(Collection entries)
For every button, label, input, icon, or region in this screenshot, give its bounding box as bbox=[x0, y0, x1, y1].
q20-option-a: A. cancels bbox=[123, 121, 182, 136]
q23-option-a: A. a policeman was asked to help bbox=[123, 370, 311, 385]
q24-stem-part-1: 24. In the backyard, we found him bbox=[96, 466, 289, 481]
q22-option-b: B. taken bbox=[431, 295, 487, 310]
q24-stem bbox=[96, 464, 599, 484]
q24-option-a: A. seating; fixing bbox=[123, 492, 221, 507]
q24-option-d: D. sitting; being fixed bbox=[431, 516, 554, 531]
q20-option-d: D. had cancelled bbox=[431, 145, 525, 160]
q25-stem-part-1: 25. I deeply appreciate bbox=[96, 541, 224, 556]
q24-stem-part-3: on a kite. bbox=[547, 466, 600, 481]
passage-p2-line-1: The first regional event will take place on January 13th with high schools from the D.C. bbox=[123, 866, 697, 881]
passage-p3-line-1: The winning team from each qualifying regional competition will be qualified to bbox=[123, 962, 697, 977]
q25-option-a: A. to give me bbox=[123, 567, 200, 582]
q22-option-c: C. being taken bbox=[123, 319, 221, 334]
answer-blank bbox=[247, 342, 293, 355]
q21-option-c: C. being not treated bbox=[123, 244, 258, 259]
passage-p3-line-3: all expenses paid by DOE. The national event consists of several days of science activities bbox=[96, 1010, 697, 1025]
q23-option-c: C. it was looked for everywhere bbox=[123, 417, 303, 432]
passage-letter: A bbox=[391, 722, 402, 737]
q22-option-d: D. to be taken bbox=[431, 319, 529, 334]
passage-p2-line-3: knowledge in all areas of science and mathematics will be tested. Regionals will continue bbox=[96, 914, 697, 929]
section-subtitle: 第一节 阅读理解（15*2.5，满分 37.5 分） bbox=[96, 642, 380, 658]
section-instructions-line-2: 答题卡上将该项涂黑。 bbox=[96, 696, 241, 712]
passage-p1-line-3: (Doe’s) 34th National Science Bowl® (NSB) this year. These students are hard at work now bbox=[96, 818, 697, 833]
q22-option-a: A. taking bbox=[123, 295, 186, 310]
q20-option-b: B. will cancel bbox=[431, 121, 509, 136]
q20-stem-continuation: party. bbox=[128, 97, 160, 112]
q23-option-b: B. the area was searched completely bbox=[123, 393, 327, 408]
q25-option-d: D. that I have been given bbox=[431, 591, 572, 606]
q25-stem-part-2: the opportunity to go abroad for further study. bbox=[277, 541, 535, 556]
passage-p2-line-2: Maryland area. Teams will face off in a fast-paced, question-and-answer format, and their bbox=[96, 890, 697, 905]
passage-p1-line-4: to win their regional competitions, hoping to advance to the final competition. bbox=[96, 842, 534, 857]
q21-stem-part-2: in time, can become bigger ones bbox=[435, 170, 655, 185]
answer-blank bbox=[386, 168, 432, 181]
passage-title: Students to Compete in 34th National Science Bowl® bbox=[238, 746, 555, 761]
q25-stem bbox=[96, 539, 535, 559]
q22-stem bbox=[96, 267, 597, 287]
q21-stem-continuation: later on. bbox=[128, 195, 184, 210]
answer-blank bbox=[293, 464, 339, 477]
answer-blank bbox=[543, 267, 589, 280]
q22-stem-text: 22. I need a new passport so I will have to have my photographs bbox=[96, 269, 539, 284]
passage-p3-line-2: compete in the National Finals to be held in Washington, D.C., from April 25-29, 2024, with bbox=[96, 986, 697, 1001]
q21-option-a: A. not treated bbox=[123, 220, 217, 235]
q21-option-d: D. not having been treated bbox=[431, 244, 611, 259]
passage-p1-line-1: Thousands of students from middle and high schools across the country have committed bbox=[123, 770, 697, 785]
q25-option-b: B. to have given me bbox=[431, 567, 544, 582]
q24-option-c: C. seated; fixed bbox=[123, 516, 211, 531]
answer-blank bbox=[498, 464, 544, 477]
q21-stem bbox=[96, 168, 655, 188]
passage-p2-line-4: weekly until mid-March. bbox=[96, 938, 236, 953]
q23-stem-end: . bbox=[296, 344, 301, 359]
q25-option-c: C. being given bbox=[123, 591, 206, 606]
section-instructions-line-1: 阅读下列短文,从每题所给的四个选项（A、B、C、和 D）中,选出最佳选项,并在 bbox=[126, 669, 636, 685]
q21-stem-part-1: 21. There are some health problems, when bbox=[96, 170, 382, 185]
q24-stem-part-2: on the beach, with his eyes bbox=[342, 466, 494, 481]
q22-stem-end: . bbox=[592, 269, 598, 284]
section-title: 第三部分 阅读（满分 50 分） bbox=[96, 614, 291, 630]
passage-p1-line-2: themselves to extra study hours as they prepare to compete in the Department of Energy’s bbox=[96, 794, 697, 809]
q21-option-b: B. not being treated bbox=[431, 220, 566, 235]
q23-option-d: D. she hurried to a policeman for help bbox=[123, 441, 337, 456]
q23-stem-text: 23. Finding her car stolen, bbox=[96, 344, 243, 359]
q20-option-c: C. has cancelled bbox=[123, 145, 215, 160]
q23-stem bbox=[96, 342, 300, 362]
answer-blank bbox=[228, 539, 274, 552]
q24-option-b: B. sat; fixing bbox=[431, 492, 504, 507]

DIRECTIONS FOR THIS TASK
Copy every line of the material above word for word, without omitting or changing any of it.

TASK RESULT
For every button, label, input, icon, or region in this screenshot, give its bounding box as bbox=[x0, y0, x1, y1].
q20-option-a: A. cancels bbox=[123, 121, 182, 136]
q23-option-a: A. a policeman was asked to help bbox=[123, 370, 311, 385]
q24-stem-part-1: 24. In the backyard, we found him bbox=[96, 466, 289, 481]
q22-option-b: B. taken bbox=[431, 295, 487, 310]
q24-stem bbox=[96, 464, 599, 484]
q24-option-a: A. seating; fixing bbox=[123, 492, 221, 507]
q24-option-d: D. sitting; being fixed bbox=[431, 516, 554, 531]
q20-option-d: D. had cancelled bbox=[431, 145, 525, 160]
q25-stem-part-1: 25. I deeply appreciate bbox=[96, 541, 224, 556]
q24-stem-part-3: on a kite. bbox=[547, 466, 600, 481]
passage-p2-line-1: The first regional event will take place on January 13th with high schools from the D.C. bbox=[123, 866, 697, 881]
passage-p3-line-1: The winning team from each qualifying regional competition will be qualified to bbox=[123, 962, 697, 977]
q25-option-a: A. to give me bbox=[123, 567, 200, 582]
q22-option-c: C. being taken bbox=[123, 319, 221, 334]
answer-blank bbox=[247, 342, 293, 355]
q21-option-c: C. being not treated bbox=[123, 244, 258, 259]
passage-p3-line-3: all expenses paid by DOE. The national event consists of several days of science activities bbox=[96, 1010, 697, 1025]
q23-option-c: C. it was looked for everywhere bbox=[123, 417, 303, 432]
passage-letter: A bbox=[391, 722, 402, 737]
q22-option-d: D. to be taken bbox=[431, 319, 529, 334]
passage-p2-line-3: knowledge in all areas of science and mathematics will be tested. Regionals will continue bbox=[96, 914, 697, 929]
section-subtitle: 第一节 阅读理解（15*2.5，满分 37.5 分） bbox=[96, 642, 380, 658]
section-instructions-line-2: 答题卡上将该项涂黑。 bbox=[96, 696, 241, 712]
passage-p1-line-3: (Doe’s) 34th National Science Bowl® (NSB) this year. These students are hard at work now bbox=[96, 818, 697, 833]
q22-option-a: A. taking bbox=[123, 295, 186, 310]
q20-option-b: B. will cancel bbox=[431, 121, 509, 136]
q20-stem-continuation: party. bbox=[128, 97, 160, 112]
q23-option-b: B. the area was searched completely bbox=[123, 393, 327, 408]
q25-option-d: D. that I have been given bbox=[431, 591, 572, 606]
q25-stem-part-2: the opportunity to go abroad for further study. bbox=[277, 541, 535, 556]
passage-p2-line-2: Maryland area. Teams will face off in a fast-paced, question-and-answer format, and their bbox=[96, 890, 697, 905]
passage-p1-line-4: to win their regional competitions, hoping to advance to the final competition. bbox=[96, 842, 534, 857]
q21-stem-part-2: in time, can become bigger ones bbox=[435, 170, 655, 185]
answer-blank bbox=[386, 168, 432, 181]
passage-title: Students to Compete in 34th National Science Bowl® bbox=[238, 746, 555, 761]
q25-stem bbox=[96, 539, 535, 559]
q22-stem bbox=[96, 267, 597, 287]
q21-stem-continuation: later on. bbox=[128, 195, 184, 210]
answer-blank bbox=[293, 464, 339, 477]
answer-blank bbox=[543, 267, 589, 280]
q22-stem-text: 22. I need a new passport so I will have to have my photographs bbox=[96, 269, 539, 284]
passage-p3-line-2: compete in the National Finals to be held in Washington, D.C., from April 25-29, 2024, with bbox=[96, 986, 697, 1001]
q21-option-a: A. not treated bbox=[123, 220, 217, 235]
q21-option-d: D. not having been treated bbox=[431, 244, 611, 259]
passage-p1-line-1: Thousands of students from middle and high schools across the country have committed bbox=[123, 770, 697, 785]
q25-option-b: B. to have given me bbox=[431, 567, 544, 582]
q24-option-c: C. seated; fixed bbox=[123, 516, 211, 531]
answer-blank bbox=[498, 464, 544, 477]
q21-stem bbox=[96, 168, 655, 188]
passage-p2-line-4: weekly until mid-March. bbox=[96, 938, 236, 953]
q23-stem-end: . bbox=[296, 344, 301, 359]
q25-option-c: C. being given bbox=[123, 591, 206, 606]
section-instructions-line-1: 阅读下列短文,从每题所给的四个选项（A、B、C、和 D）中,选出最佳选项,并在 bbox=[126, 669, 636, 685]
q21-stem-part-1: 21. There are some health problems, when bbox=[96, 170, 382, 185]
q24-stem-part-2: on the beach, with his eyes bbox=[342, 466, 494, 481]
q22-stem-end: . bbox=[592, 269, 598, 284]
section-title: 第三部分 阅读（满分 50 分） bbox=[96, 614, 291, 630]
passage-p1-line-2: themselves to extra study hours as they prepare to compete in the Department of Energy’s bbox=[96, 794, 697, 809]
q21-option-b: B. not being treated bbox=[431, 220, 566, 235]
q23-option-d: D. she hurried to a policeman for help bbox=[123, 441, 337, 456]
q23-stem-text: 23. Finding her car stolen, bbox=[96, 344, 243, 359]
q20-option-c: C. has cancelled bbox=[123, 145, 215, 160]
q23-stem bbox=[96, 342, 300, 362]
answer-blank bbox=[228, 539, 274, 552]
q24-option-b: B. sat; fixing bbox=[431, 492, 504, 507]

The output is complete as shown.